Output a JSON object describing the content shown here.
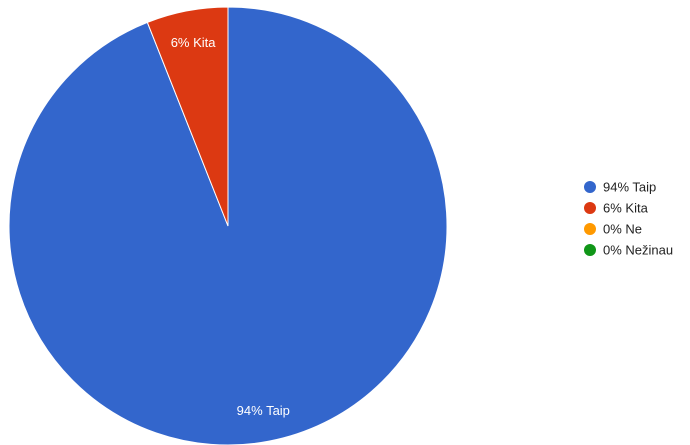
{
  "chart_data": {
    "type": "pie",
    "slices": [
      {
        "label": "94% Taip",
        "value": 94,
        "color": "#3366cc",
        "data_label": "94% Taip"
      },
      {
        "label": "6% Kita",
        "value": 6,
        "color": "#dc3912",
        "data_label": "6% Kita"
      },
      {
        "label": "0% Ne",
        "value": 0,
        "color": "#ff9900",
        "data_label": ""
      },
      {
        "label": "0% Nežinau",
        "value": 0,
        "color": "#109618",
        "data_label": ""
      }
    ],
    "legend_position": "right",
    "start_angle_deg": 0,
    "direction": "clockwise"
  }
}
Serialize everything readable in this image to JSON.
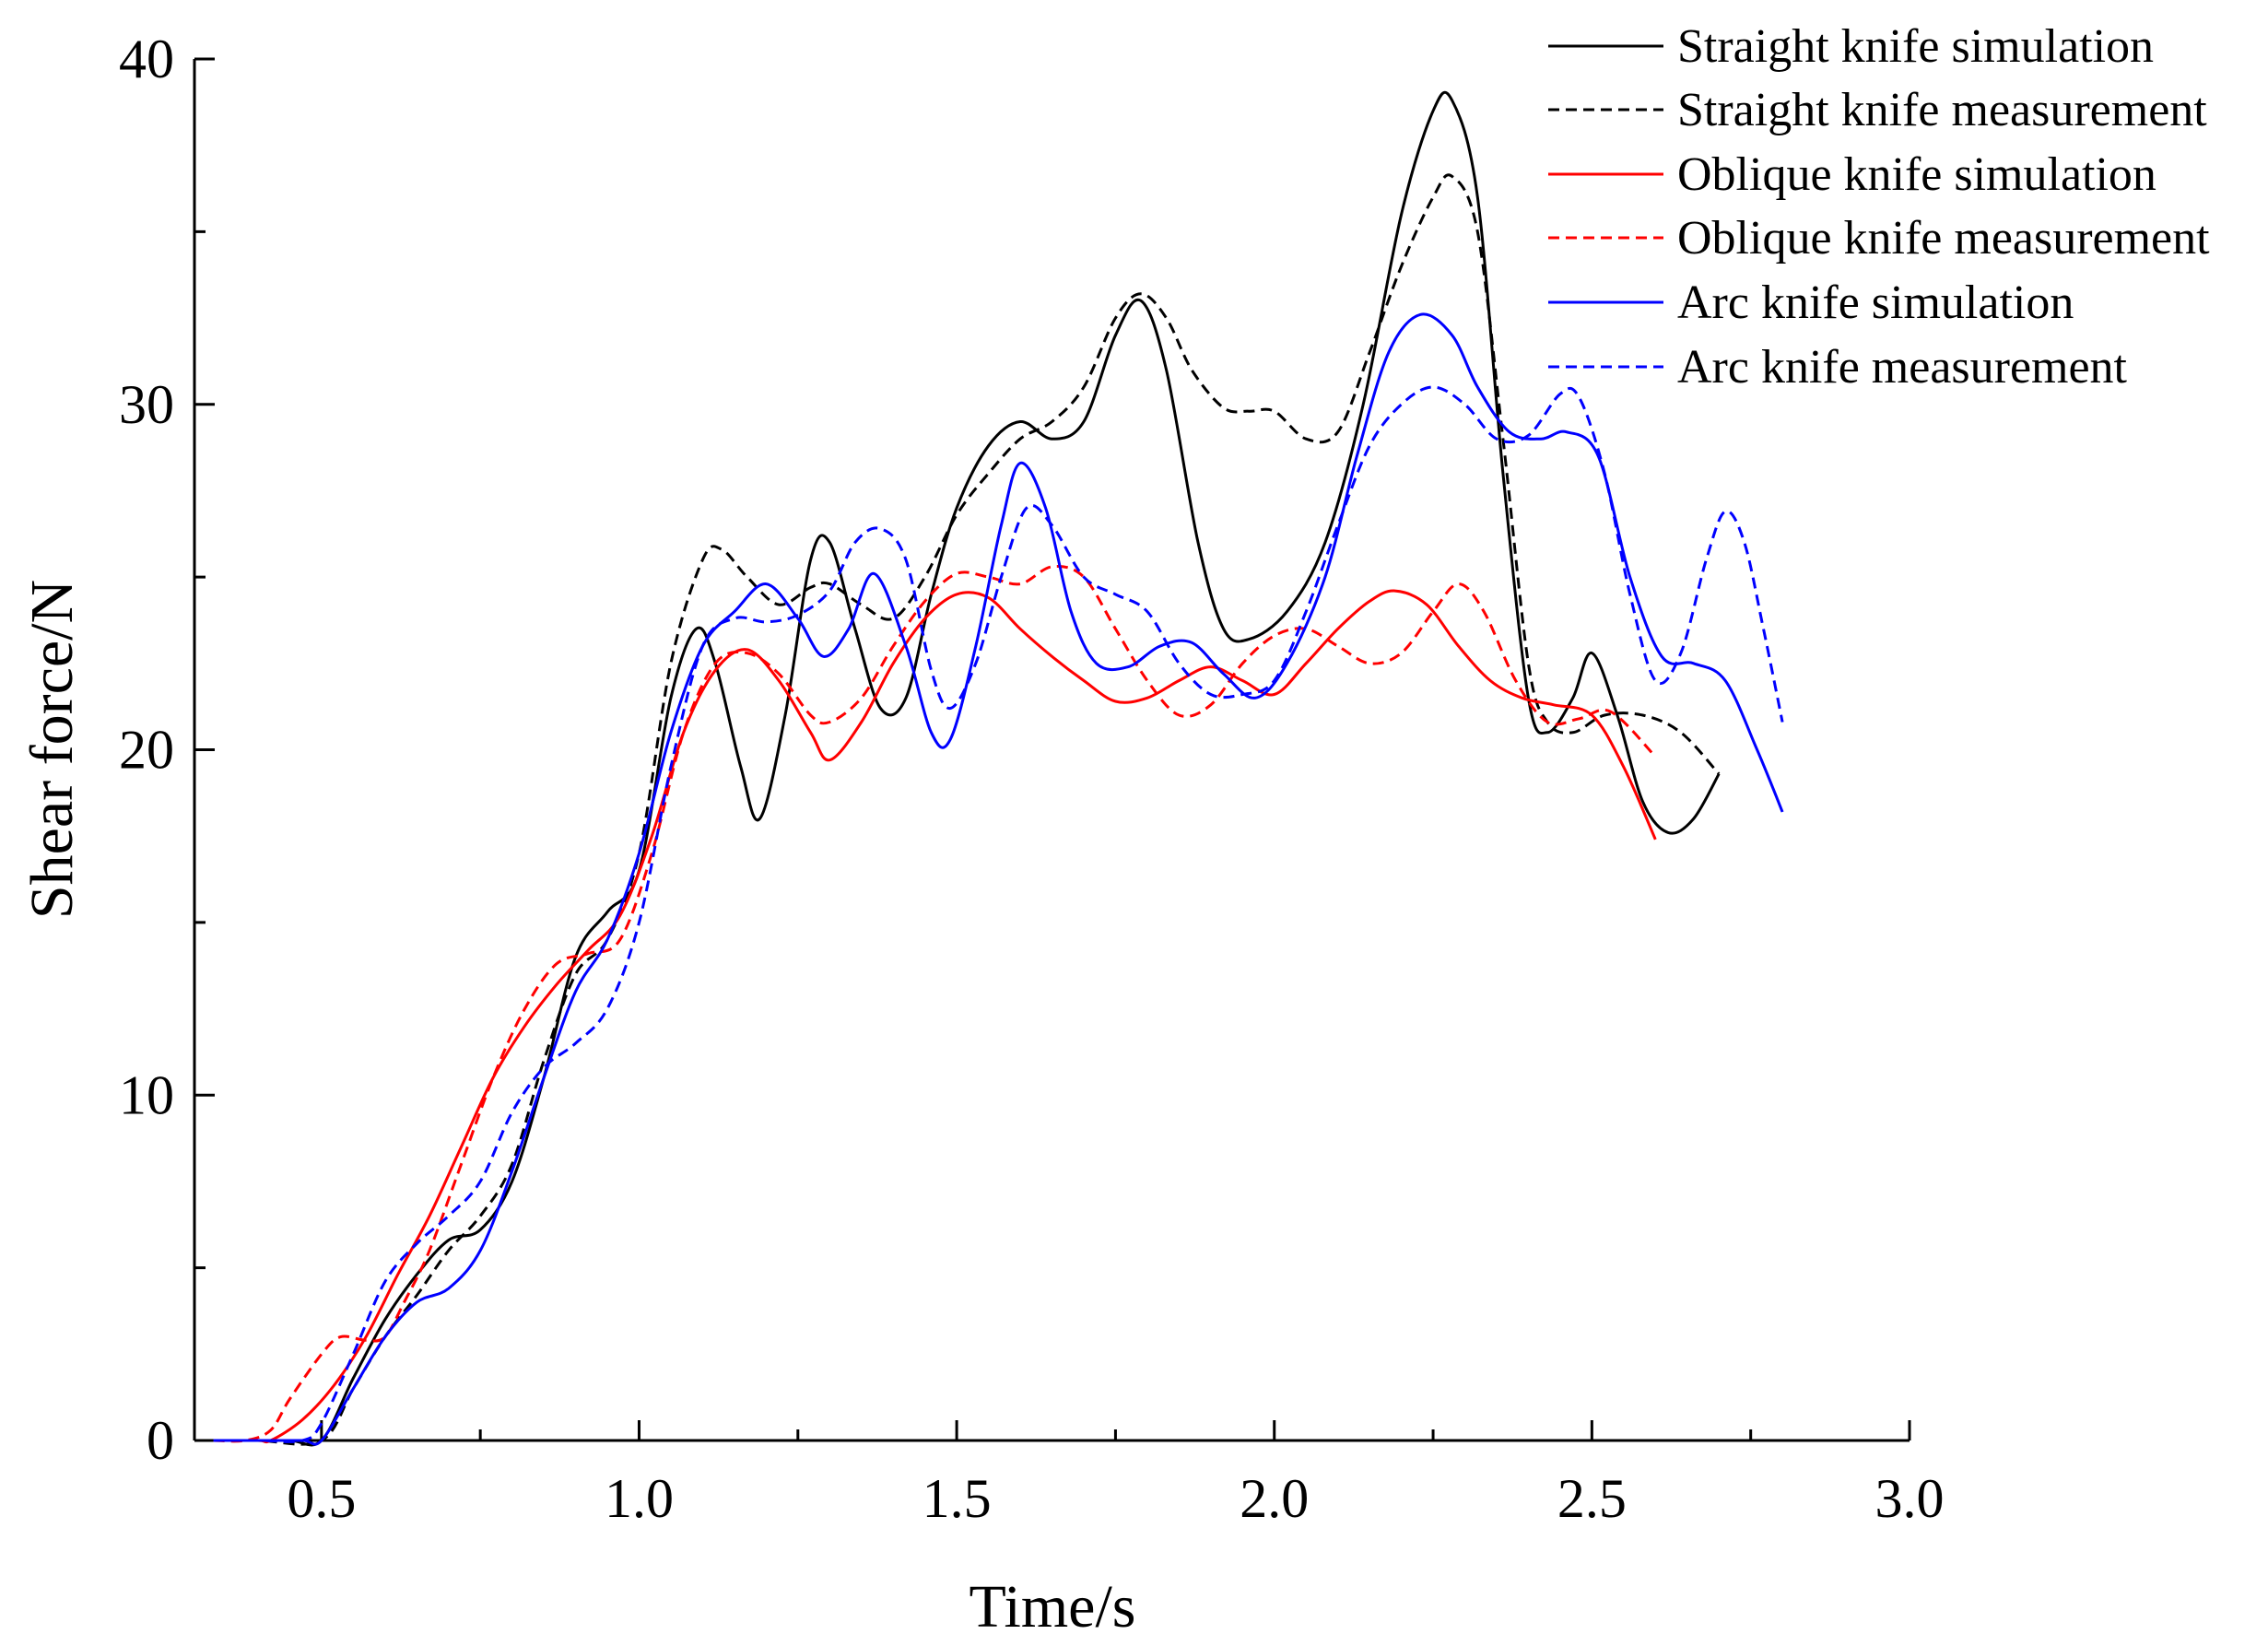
{
  "chart_data": {
    "type": "line",
    "title": "",
    "xlabel": "Time/s",
    "ylabel": "Shear force/N",
    "xlim": [
      0.3,
      3.0
    ],
    "ylim": [
      0,
      40
    ],
    "xticks": [
      0.5,
      1.0,
      1.5,
      2.0,
      2.5,
      3.0
    ],
    "xtick_labels": [
      "0.5",
      "1.0",
      "1.5",
      "2.0",
      "2.5",
      "3.0"
    ],
    "yticks": [
      0,
      10,
      20,
      30,
      40
    ],
    "ytick_labels": [
      "0",
      "10",
      "20",
      "30",
      "40"
    ],
    "grid": false,
    "legend_position": "top-right",
    "series": [
      {
        "name": "Straight knife simulation",
        "color": "#000000",
        "dashed": false,
        "points": [
          [
            0.33,
            0
          ],
          [
            0.38,
            0
          ],
          [
            0.45,
            0
          ],
          [
            0.5,
            0
          ],
          [
            0.55,
            1.8
          ],
          [
            0.6,
            3.5
          ],
          [
            0.65,
            4.8
          ],
          [
            0.7,
            5.8
          ],
          [
            0.75,
            6.1
          ],
          [
            0.8,
            7.5
          ],
          [
            0.85,
            10.5
          ],
          [
            0.9,
            14.0
          ],
          [
            0.95,
            15.3
          ],
          [
            1.0,
            16.5
          ],
          [
            1.05,
            21.5
          ],
          [
            1.09,
            23.5
          ],
          [
            1.12,
            22.5
          ],
          [
            1.16,
            19.5
          ],
          [
            1.19,
            18.0
          ],
          [
            1.23,
            21.0
          ],
          [
            1.27,
            25.5
          ],
          [
            1.3,
            26.0
          ],
          [
            1.34,
            23.5
          ],
          [
            1.38,
            21.2
          ],
          [
            1.42,
            21.5
          ],
          [
            1.46,
            24.5
          ],
          [
            1.5,
            27.0
          ],
          [
            1.55,
            28.8
          ],
          [
            1.6,
            29.5
          ],
          [
            1.65,
            29.0
          ],
          [
            1.7,
            29.5
          ],
          [
            1.75,
            32.0
          ],
          [
            1.79,
            33.0
          ],
          [
            1.83,
            31.0
          ],
          [
            1.88,
            26.0
          ],
          [
            1.92,
            23.5
          ],
          [
            1.96,
            23.2
          ],
          [
            2.02,
            24.0
          ],
          [
            2.08,
            26.0
          ],
          [
            2.14,
            30.0
          ],
          [
            2.2,
            35.5
          ],
          [
            2.25,
            38.5
          ],
          [
            2.28,
            38.8
          ],
          [
            2.32,
            36.0
          ],
          [
            2.36,
            28.0
          ],
          [
            2.4,
            21.5
          ],
          [
            2.43,
            20.5
          ],
          [
            2.47,
            21.5
          ],
          [
            2.5,
            22.8
          ],
          [
            2.54,
            21.0
          ],
          [
            2.58,
            18.5
          ],
          [
            2.62,
            17.6
          ],
          [
            2.66,
            18.0
          ],
          [
            2.7,
            19.3
          ]
        ]
      },
      {
        "name": "Straight knife measurement",
        "color": "#000000",
        "dashed": true,
        "points": [
          [
            0.33,
            0
          ],
          [
            0.4,
            0
          ],
          [
            0.5,
            0
          ],
          [
            0.55,
            1.5
          ],
          [
            0.6,
            3.0
          ],
          [
            0.65,
            4.2
          ],
          [
            0.7,
            5.5
          ],
          [
            0.75,
            6.5
          ],
          [
            0.8,
            8.0
          ],
          [
            0.85,
            11.0
          ],
          [
            0.9,
            13.5
          ],
          [
            0.95,
            14.5
          ],
          [
            1.0,
            17.0
          ],
          [
            1.05,
            22.5
          ],
          [
            1.1,
            25.5
          ],
          [
            1.13,
            25.8
          ],
          [
            1.17,
            25.0
          ],
          [
            1.22,
            24.2
          ],
          [
            1.27,
            24.7
          ],
          [
            1.3,
            24.8
          ],
          [
            1.35,
            24.2
          ],
          [
            1.4,
            23.8
          ],
          [
            1.45,
            25.0
          ],
          [
            1.5,
            26.8
          ],
          [
            1.55,
            28.0
          ],
          [
            1.6,
            29.0
          ],
          [
            1.65,
            29.5
          ],
          [
            1.7,
            30.5
          ],
          [
            1.75,
            32.5
          ],
          [
            1.79,
            33.2
          ],
          [
            1.83,
            32.5
          ],
          [
            1.87,
            31.0
          ],
          [
            1.92,
            29.9
          ],
          [
            1.96,
            29.8
          ],
          [
            2.0,
            29.8
          ],
          [
            2.05,
            29.0
          ],
          [
            2.1,
            29.2
          ],
          [
            2.15,
            31.5
          ],
          [
            2.2,
            34.0
          ],
          [
            2.25,
            36.0
          ],
          [
            2.28,
            36.6
          ],
          [
            2.32,
            35.0
          ],
          [
            2.36,
            29.0
          ],
          [
            2.4,
            22.5
          ],
          [
            2.43,
            20.8
          ],
          [
            2.47,
            20.5
          ],
          [
            2.52,
            21.0
          ],
          [
            2.58,
            21.0
          ],
          [
            2.64,
            20.5
          ],
          [
            2.7,
            19.3
          ]
        ]
      },
      {
        "name": "Oblique knife simulation",
        "color": "#ff0000",
        "dashed": false,
        "points": [
          [
            0.33,
            0
          ],
          [
            0.4,
            0
          ],
          [
            0.42,
            0
          ],
          [
            0.47,
            0.6
          ],
          [
            0.52,
            1.6
          ],
          [
            0.57,
            3.0
          ],
          [
            0.62,
            4.8
          ],
          [
            0.67,
            6.5
          ],
          [
            0.72,
            8.5
          ],
          [
            0.77,
            10.5
          ],
          [
            0.82,
            12.0
          ],
          [
            0.87,
            13.2
          ],
          [
            0.92,
            14.2
          ],
          [
            0.97,
            15.2
          ],
          [
            1.02,
            17.5
          ],
          [
            1.07,
            20.5
          ],
          [
            1.12,
            22.3
          ],
          [
            1.17,
            22.9
          ],
          [
            1.22,
            22.0
          ],
          [
            1.27,
            20.5
          ],
          [
            1.3,
            19.7
          ],
          [
            1.35,
            20.8
          ],
          [
            1.4,
            22.5
          ],
          [
            1.45,
            23.8
          ],
          [
            1.5,
            24.5
          ],
          [
            1.55,
            24.4
          ],
          [
            1.6,
            23.5
          ],
          [
            1.65,
            22.7
          ],
          [
            1.7,
            22.0
          ],
          [
            1.75,
            21.4
          ],
          [
            1.8,
            21.5
          ],
          [
            1.85,
            22.0
          ],
          [
            1.9,
            22.4
          ],
          [
            1.95,
            22.0
          ],
          [
            2.0,
            21.6
          ],
          [
            2.05,
            22.5
          ],
          [
            2.1,
            23.5
          ],
          [
            2.15,
            24.3
          ],
          [
            2.19,
            24.6
          ],
          [
            2.24,
            24.2
          ],
          [
            2.29,
            23.0
          ],
          [
            2.34,
            22.0
          ],
          [
            2.39,
            21.5
          ],
          [
            2.44,
            21.3
          ],
          [
            2.5,
            21.0
          ],
          [
            2.55,
            19.5
          ],
          [
            2.6,
            17.4
          ]
        ]
      },
      {
        "name": "Oblique knife measurement",
        "color": "#ff0000",
        "dashed": true,
        "points": [
          [
            0.33,
            0
          ],
          [
            0.38,
            0
          ],
          [
            0.42,
            0.3
          ],
          [
            0.45,
            1.2
          ],
          [
            0.5,
            2.5
          ],
          [
            0.53,
            3.0
          ],
          [
            0.57,
            2.9
          ],
          [
            0.6,
            3.0
          ],
          [
            0.63,
            4.0
          ],
          [
            0.67,
            5.5
          ],
          [
            0.72,
            8.0
          ],
          [
            0.77,
            10.5
          ],
          [
            0.82,
            12.5
          ],
          [
            0.87,
            13.8
          ],
          [
            0.92,
            14.1
          ],
          [
            0.97,
            14.5
          ],
          [
            1.02,
            17.0
          ],
          [
            1.07,
            20.5
          ],
          [
            1.12,
            22.5
          ],
          [
            1.17,
            22.8
          ],
          [
            1.22,
            22.2
          ],
          [
            1.27,
            21.0
          ],
          [
            1.3,
            20.8
          ],
          [
            1.35,
            21.5
          ],
          [
            1.4,
            23.0
          ],
          [
            1.45,
            24.3
          ],
          [
            1.5,
            25.1
          ],
          [
            1.55,
            25.0
          ],
          [
            1.6,
            24.8
          ],
          [
            1.65,
            25.3
          ],
          [
            1.7,
            25.0
          ],
          [
            1.75,
            23.5
          ],
          [
            1.8,
            22.0
          ],
          [
            1.85,
            21.0
          ],
          [
            1.9,
            21.3
          ],
          [
            1.95,
            22.5
          ],
          [
            2.0,
            23.3
          ],
          [
            2.05,
            23.5
          ],
          [
            2.1,
            23.0
          ],
          [
            2.15,
            22.5
          ],
          [
            2.2,
            22.8
          ],
          [
            2.25,
            24.0
          ],
          [
            2.29,
            24.8
          ],
          [
            2.33,
            24.0
          ],
          [
            2.38,
            22.0
          ],
          [
            2.43,
            20.8
          ],
          [
            2.48,
            20.9
          ],
          [
            2.53,
            21.1
          ],
          [
            2.6,
            19.8
          ]
        ]
      },
      {
        "name": "Arc knife simulation",
        "color": "#0000ff",
        "dashed": false,
        "points": [
          [
            0.33,
            0
          ],
          [
            0.4,
            0
          ],
          [
            0.47,
            0
          ],
          [
            0.5,
            0
          ],
          [
            0.55,
            1.5
          ],
          [
            0.6,
            3.0
          ],
          [
            0.65,
            4.0
          ],
          [
            0.7,
            4.4
          ],
          [
            0.75,
            5.5
          ],
          [
            0.8,
            7.8
          ],
          [
            0.85,
            10.5
          ],
          [
            0.9,
            13.0
          ],
          [
            0.95,
            14.5
          ],
          [
            1.0,
            17.0
          ],
          [
            1.05,
            20.5
          ],
          [
            1.1,
            23.0
          ],
          [
            1.15,
            24.0
          ],
          [
            1.2,
            24.8
          ],
          [
            1.25,
            23.8
          ],
          [
            1.29,
            22.7
          ],
          [
            1.33,
            23.5
          ],
          [
            1.37,
            25.1
          ],
          [
            1.42,
            23.0
          ],
          [
            1.46,
            20.5
          ],
          [
            1.49,
            20.3
          ],
          [
            1.53,
            23.0
          ],
          [
            1.57,
            26.5
          ],
          [
            1.6,
            28.3
          ],
          [
            1.64,
            27.0
          ],
          [
            1.68,
            24.0
          ],
          [
            1.72,
            22.5
          ],
          [
            1.77,
            22.4
          ],
          [
            1.82,
            23.0
          ],
          [
            1.87,
            23.1
          ],
          [
            1.92,
            22.2
          ],
          [
            1.97,
            21.5
          ],
          [
            2.02,
            22.5
          ],
          [
            2.08,
            25.0
          ],
          [
            2.13,
            28.5
          ],
          [
            2.18,
            31.5
          ],
          [
            2.23,
            32.6
          ],
          [
            2.28,
            32.0
          ],
          [
            2.32,
            30.5
          ],
          [
            2.37,
            29.2
          ],
          [
            2.42,
            29.0
          ],
          [
            2.46,
            29.2
          ],
          [
            2.51,
            28.5
          ],
          [
            2.56,
            25.0
          ],
          [
            2.61,
            22.7
          ],
          [
            2.66,
            22.5
          ],
          [
            2.71,
            22.0
          ],
          [
            2.76,
            20.0
          ],
          [
            2.8,
            18.2
          ]
        ]
      },
      {
        "name": "Arc knife measurement",
        "color": "#0000ff",
        "dashed": true,
        "points": [
          [
            0.33,
            0
          ],
          [
            0.4,
            0
          ],
          [
            0.47,
            0
          ],
          [
            0.5,
            0.5
          ],
          [
            0.55,
            2.5
          ],
          [
            0.6,
            4.6
          ],
          [
            0.65,
            5.7
          ],
          [
            0.7,
            6.5
          ],
          [
            0.75,
            7.5
          ],
          [
            0.8,
            9.5
          ],
          [
            0.85,
            10.8
          ],
          [
            0.9,
            11.5
          ],
          [
            0.95,
            12.5
          ],
          [
            1.0,
            15.0
          ],
          [
            1.05,
            19.5
          ],
          [
            1.1,
            23.0
          ],
          [
            1.15,
            23.8
          ],
          [
            1.2,
            23.7
          ],
          [
            1.25,
            23.9
          ],
          [
            1.3,
            24.6
          ],
          [
            1.34,
            26.0
          ],
          [
            1.38,
            26.4
          ],
          [
            1.42,
            25.5
          ],
          [
            1.46,
            22.3
          ],
          [
            1.49,
            21.2
          ],
          [
            1.53,
            22.5
          ],
          [
            1.57,
            25.0
          ],
          [
            1.61,
            27.0
          ],
          [
            1.65,
            26.5
          ],
          [
            1.7,
            25.0
          ],
          [
            1.75,
            24.5
          ],
          [
            1.8,
            24.0
          ],
          [
            1.85,
            22.5
          ],
          [
            1.9,
            21.6
          ],
          [
            1.95,
            21.6
          ],
          [
            2.0,
            22.0
          ],
          [
            2.05,
            24.0
          ],
          [
            2.1,
            26.5
          ],
          [
            2.15,
            28.8
          ],
          [
            2.2,
            30.0
          ],
          [
            2.25,
            30.5
          ],
          [
            2.3,
            30.0
          ],
          [
            2.35,
            29.0
          ],
          [
            2.4,
            29.1
          ],
          [
            2.45,
            30.3
          ],
          [
            2.48,
            30.2
          ],
          [
            2.52,
            28.0
          ],
          [
            2.56,
            24.5
          ],
          [
            2.6,
            22.0
          ],
          [
            2.64,
            22.8
          ],
          [
            2.68,
            25.5
          ],
          [
            2.71,
            26.9
          ],
          [
            2.74,
            26.0
          ],
          [
            2.77,
            23.5
          ],
          [
            2.8,
            20.8
          ]
        ]
      }
    ]
  }
}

········

Task: Consider the entries above and return each line with the string "knife".

Completed task:
        "name": "Straight knife simulation",
        "name": "Straight knife measurement",
        "name": "Oblique knife simulation",
        "name": "Oblique knife measurement",
        "name": "Arc knife simulation",
        "name": "Arc knife measurement",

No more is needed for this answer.